→ **Directions**: Find all lines in the listing that include the word "screenshot", then copy them.

→ **Material for this task**:
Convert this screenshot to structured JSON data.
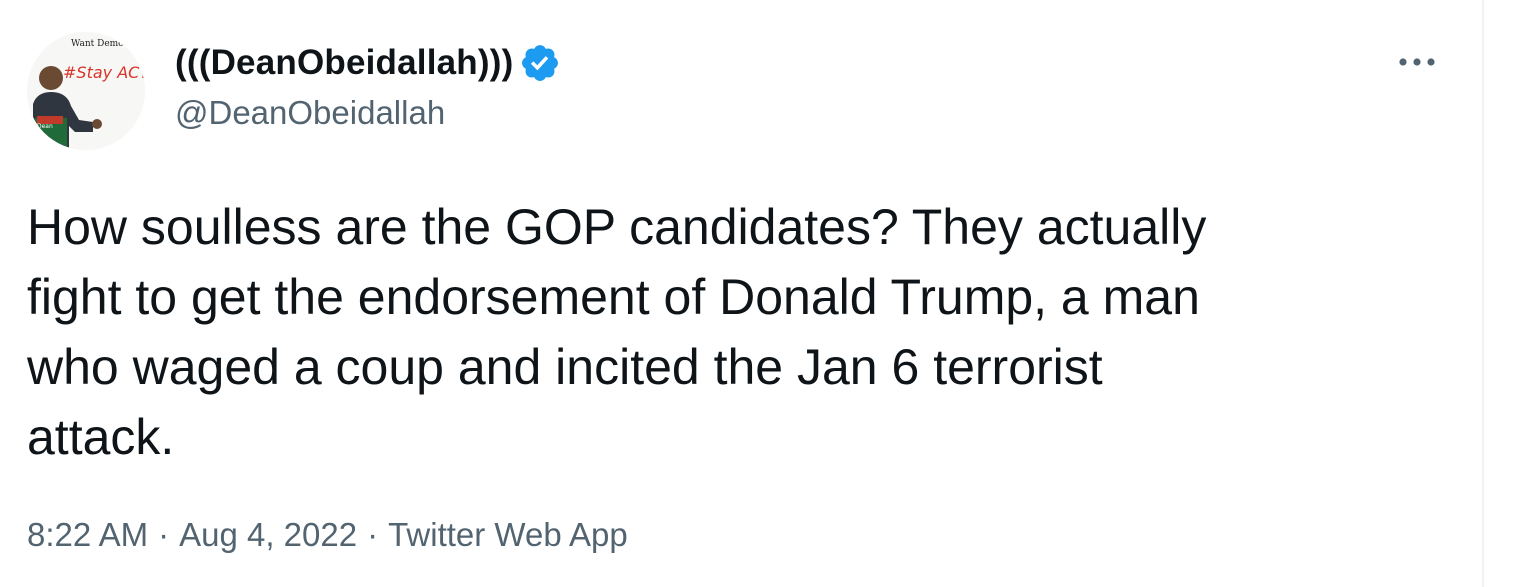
{
  "author": {
    "display_name": "(((DeanObeidallah)))",
    "handle": "@DeanObeidallah",
    "verified": true,
    "avatar": {
      "icon": "profile-avatar",
      "text_top": "Want Democracy?",
      "text_main": "#Stay ACTIVE!",
      "text_badge": "Dean"
    }
  },
  "tweet": {
    "text": "How soulless are the GOP candidates?   They actually\nfight to get the endorsement of Donald Trump, a man\nwho waged a coup and incited the Jan 6 terrorist\nattack."
  },
  "meta": {
    "time": "8:22 AM",
    "separator": "·",
    "date": "Aug 4, 2022",
    "source": "Twitter Web App"
  },
  "actions": {
    "more_icon": "more-horizontal-icon"
  },
  "colors": {
    "text_primary": "#0f1419",
    "text_secondary": "#536471",
    "verified_blue": "#1d9bf0",
    "divider": "#eff3f4"
  }
}
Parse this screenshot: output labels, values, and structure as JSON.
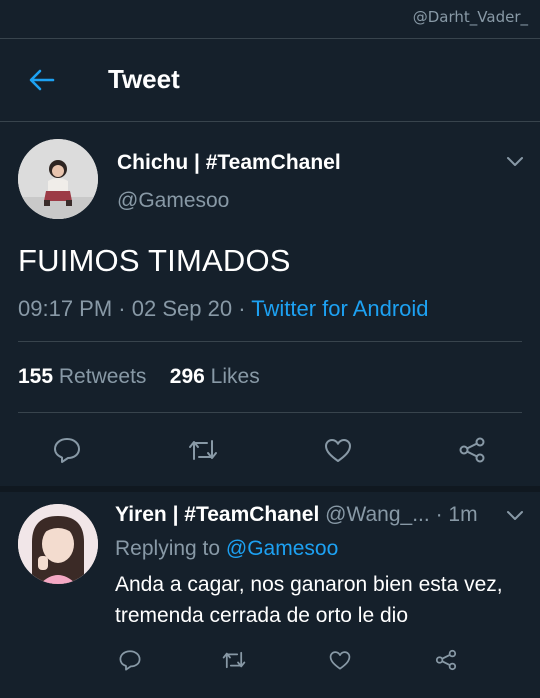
{
  "watermark": "@Darht_Vader_",
  "header": {
    "title": "Tweet"
  },
  "tweet": {
    "author_name": "Chichu | #TeamChanel",
    "author_handle": "@Gamesoo",
    "text": "FUIMOS TIMADOS",
    "time": "09:17 PM",
    "date": "02 Sep 20",
    "source": "Twitter for Android",
    "retweet_count": "155",
    "retweet_label": "Retweets",
    "like_count": "296",
    "like_label": "Likes"
  },
  "reply": {
    "author_name": "Yiren | #TeamChanel",
    "author_handle": "@Wang_...",
    "time_ago": "1m",
    "replying_label": "Replying to",
    "replying_to": "@Gamesoo",
    "text": "Anda a cagar, nos ganaron bien esta vez, tremenda cerrada de orto le dio"
  },
  "icons": {
    "back": "arrow-left-icon",
    "menu": "chevron-down-icon",
    "reply": "speech-bubble-icon",
    "retweet": "retweet-icon",
    "like": "heart-icon",
    "share": "share-icon"
  },
  "colors": {
    "background": "#15202b",
    "accent": "#1da1f2",
    "secondary_text": "#8899a6",
    "divider": "#38444d"
  }
}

→ **Correct response**:
Convert this screenshot to structured JSON data.
Parse this screenshot: output labels, values, and structure as JSON.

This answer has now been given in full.